Start Material
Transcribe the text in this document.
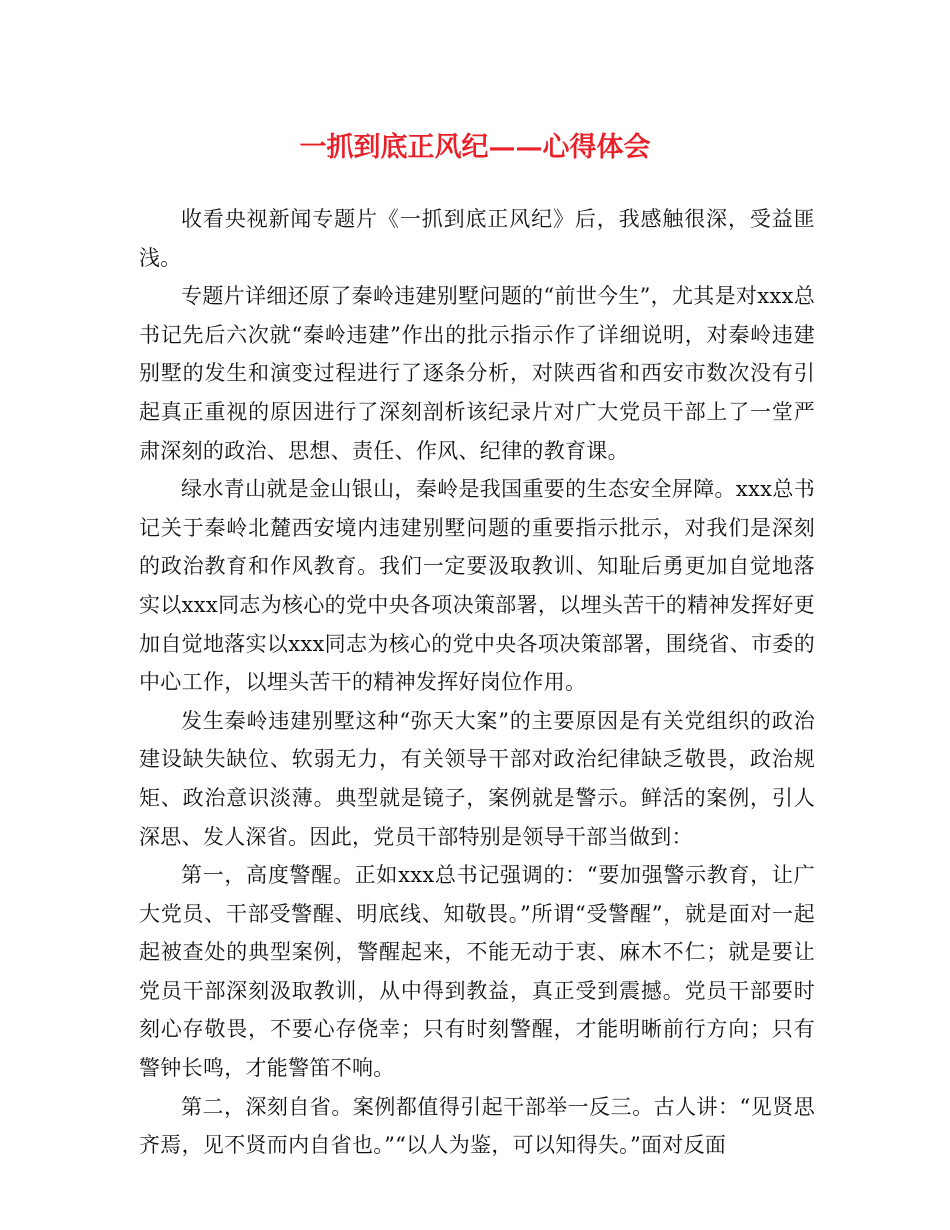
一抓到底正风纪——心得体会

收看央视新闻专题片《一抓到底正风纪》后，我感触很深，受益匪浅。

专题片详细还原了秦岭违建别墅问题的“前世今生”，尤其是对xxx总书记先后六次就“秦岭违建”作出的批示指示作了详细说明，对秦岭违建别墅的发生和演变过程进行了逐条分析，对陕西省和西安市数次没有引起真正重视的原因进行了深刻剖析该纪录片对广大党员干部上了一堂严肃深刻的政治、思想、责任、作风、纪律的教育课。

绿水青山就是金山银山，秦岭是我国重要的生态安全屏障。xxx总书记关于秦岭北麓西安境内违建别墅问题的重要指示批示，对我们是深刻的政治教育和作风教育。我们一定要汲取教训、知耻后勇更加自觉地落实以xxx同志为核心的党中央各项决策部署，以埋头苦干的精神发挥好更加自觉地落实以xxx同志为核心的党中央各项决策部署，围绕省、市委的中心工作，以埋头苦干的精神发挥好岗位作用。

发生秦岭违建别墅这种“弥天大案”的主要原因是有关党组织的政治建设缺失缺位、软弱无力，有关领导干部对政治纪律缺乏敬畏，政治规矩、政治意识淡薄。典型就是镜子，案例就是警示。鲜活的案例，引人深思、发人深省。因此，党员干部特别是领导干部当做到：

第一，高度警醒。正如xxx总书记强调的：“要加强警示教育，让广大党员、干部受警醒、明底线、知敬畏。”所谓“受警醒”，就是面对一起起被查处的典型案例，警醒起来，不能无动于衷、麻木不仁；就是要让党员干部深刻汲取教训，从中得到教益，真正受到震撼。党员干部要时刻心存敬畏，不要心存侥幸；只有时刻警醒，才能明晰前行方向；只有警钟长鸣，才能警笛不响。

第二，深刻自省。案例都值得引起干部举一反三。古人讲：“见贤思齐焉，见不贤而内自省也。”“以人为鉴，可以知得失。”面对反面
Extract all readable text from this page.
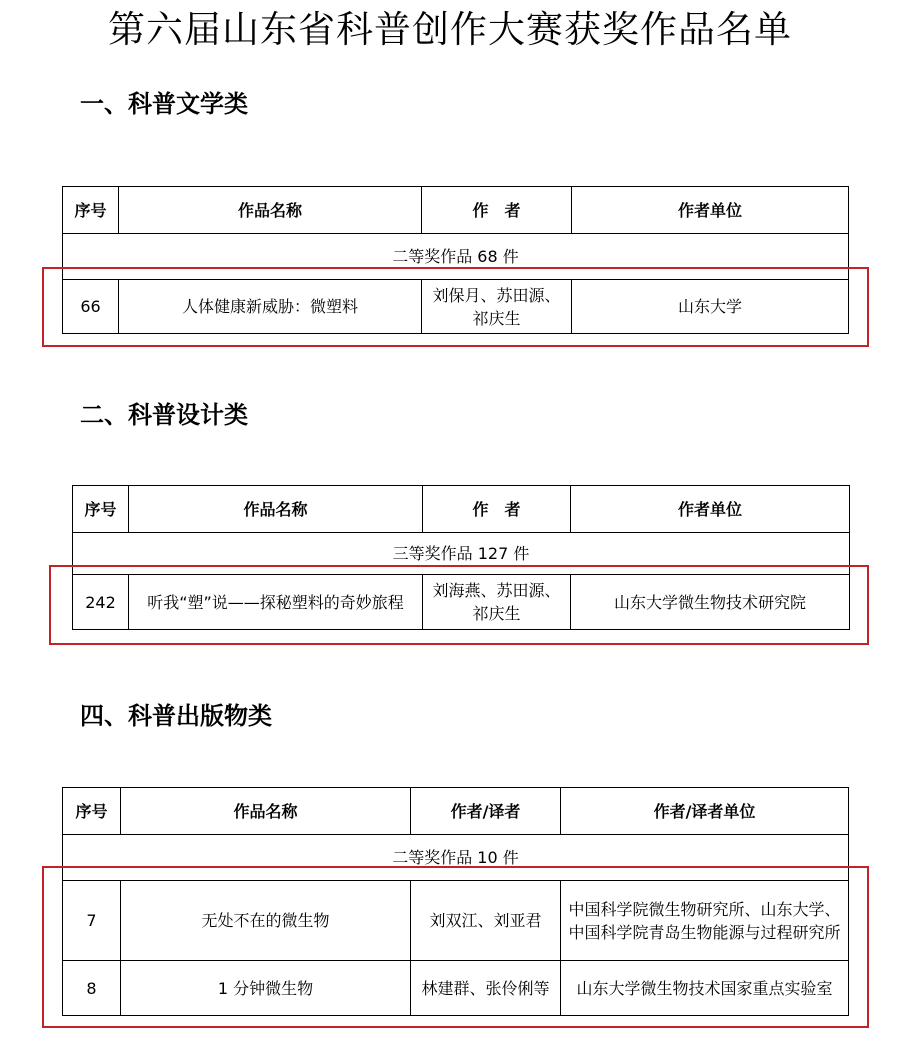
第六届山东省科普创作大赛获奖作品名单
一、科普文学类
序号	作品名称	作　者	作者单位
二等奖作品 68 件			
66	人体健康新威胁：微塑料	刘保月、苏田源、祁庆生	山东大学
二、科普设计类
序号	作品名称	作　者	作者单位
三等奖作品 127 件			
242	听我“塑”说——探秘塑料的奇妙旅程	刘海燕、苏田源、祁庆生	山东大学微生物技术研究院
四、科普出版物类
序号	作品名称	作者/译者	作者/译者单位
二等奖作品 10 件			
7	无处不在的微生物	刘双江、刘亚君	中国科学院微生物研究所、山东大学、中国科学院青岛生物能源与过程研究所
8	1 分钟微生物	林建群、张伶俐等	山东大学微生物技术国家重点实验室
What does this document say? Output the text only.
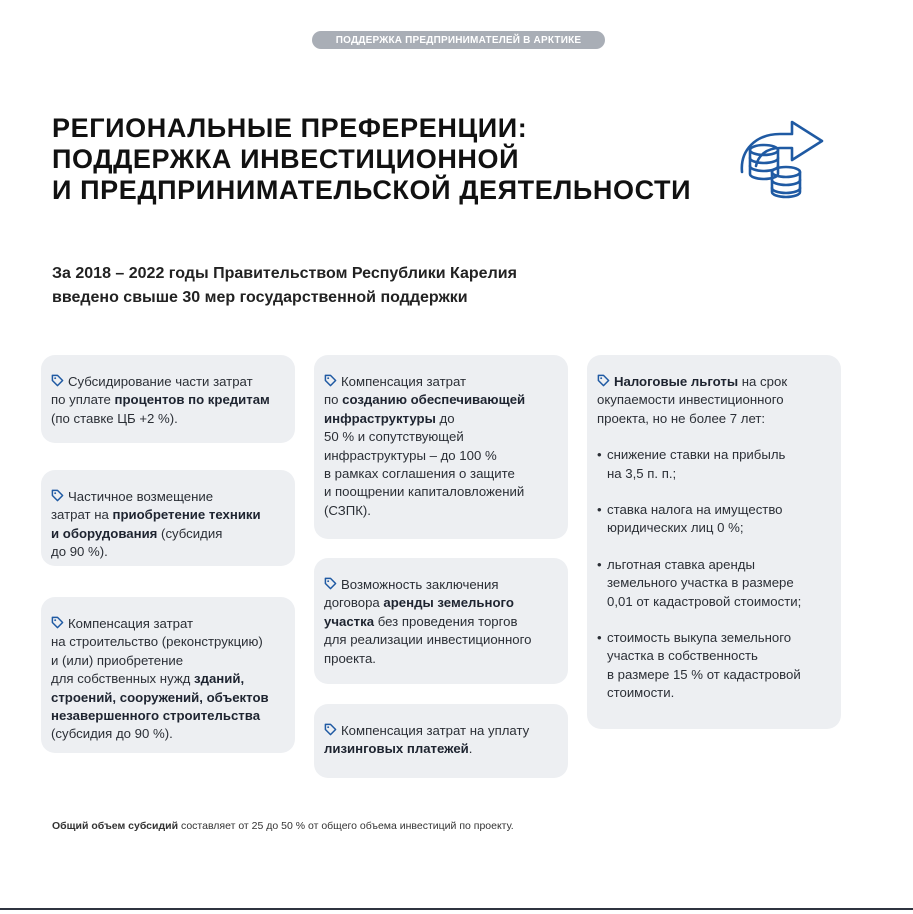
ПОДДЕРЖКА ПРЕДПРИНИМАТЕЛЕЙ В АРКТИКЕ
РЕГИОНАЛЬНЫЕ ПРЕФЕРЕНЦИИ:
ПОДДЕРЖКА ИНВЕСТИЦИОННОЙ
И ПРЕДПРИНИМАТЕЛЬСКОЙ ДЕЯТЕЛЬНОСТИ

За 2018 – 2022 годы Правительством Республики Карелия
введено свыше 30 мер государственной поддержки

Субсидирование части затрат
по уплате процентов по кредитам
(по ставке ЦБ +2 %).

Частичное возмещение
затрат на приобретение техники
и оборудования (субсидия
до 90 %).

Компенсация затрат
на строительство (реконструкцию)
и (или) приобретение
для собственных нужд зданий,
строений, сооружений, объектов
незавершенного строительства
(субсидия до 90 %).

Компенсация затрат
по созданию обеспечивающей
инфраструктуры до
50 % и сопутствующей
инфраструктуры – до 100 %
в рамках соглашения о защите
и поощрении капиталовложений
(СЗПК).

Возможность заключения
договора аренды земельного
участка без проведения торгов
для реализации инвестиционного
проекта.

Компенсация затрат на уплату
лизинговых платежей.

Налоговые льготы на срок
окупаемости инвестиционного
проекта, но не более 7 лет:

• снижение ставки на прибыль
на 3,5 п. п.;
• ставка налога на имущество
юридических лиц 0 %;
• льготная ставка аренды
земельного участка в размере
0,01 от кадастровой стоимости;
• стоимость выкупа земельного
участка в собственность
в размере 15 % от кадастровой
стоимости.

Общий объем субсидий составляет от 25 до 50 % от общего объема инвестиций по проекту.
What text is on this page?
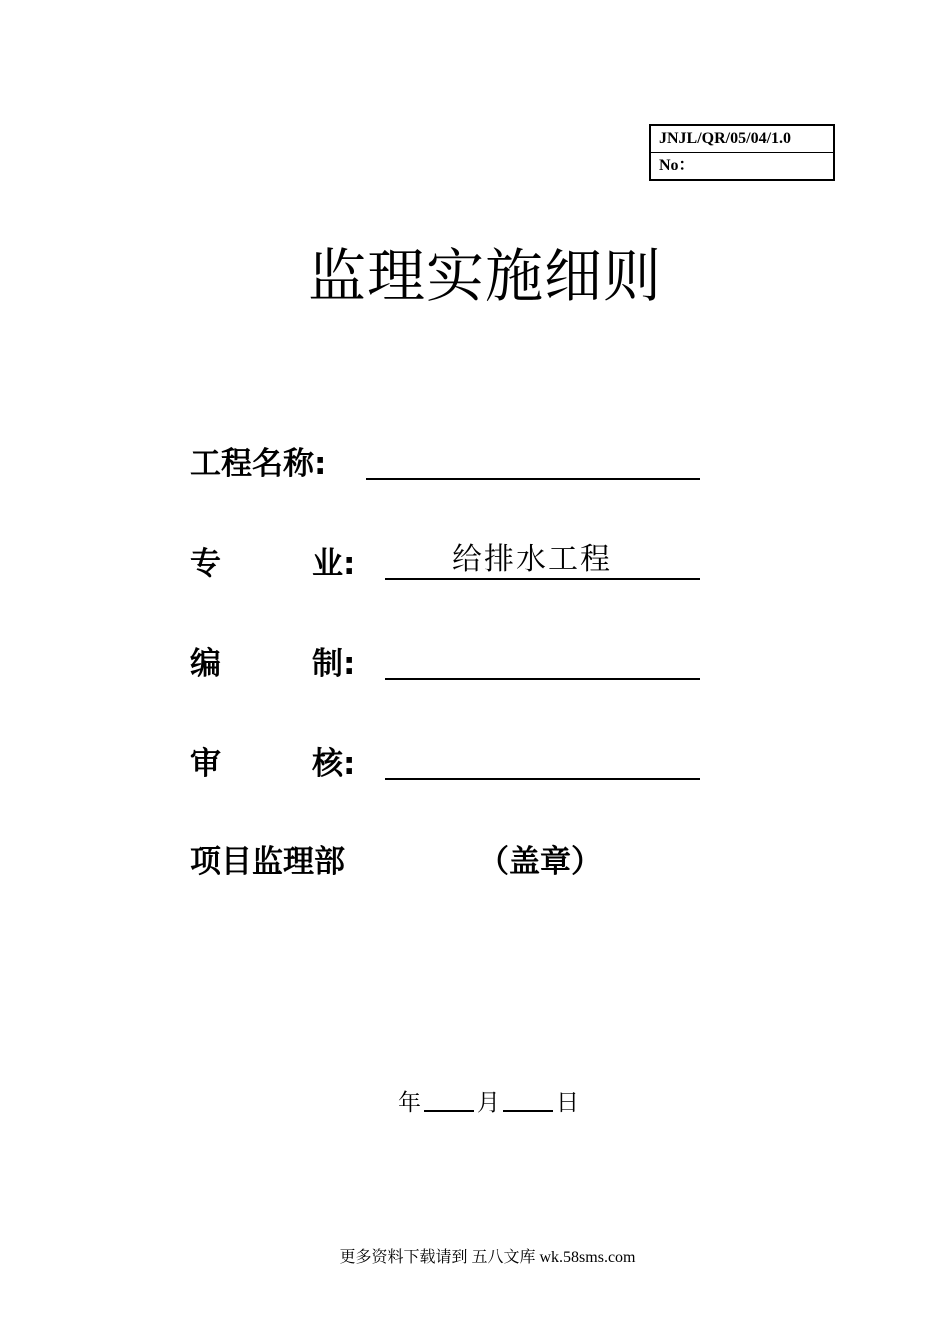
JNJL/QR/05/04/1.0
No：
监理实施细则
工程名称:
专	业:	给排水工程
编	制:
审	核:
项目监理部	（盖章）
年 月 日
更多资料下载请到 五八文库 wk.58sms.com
End Material
Job: Using the records given above, list every line that includes the word "page".

Written response:
Extract all readable text from this page.
What text is on this page?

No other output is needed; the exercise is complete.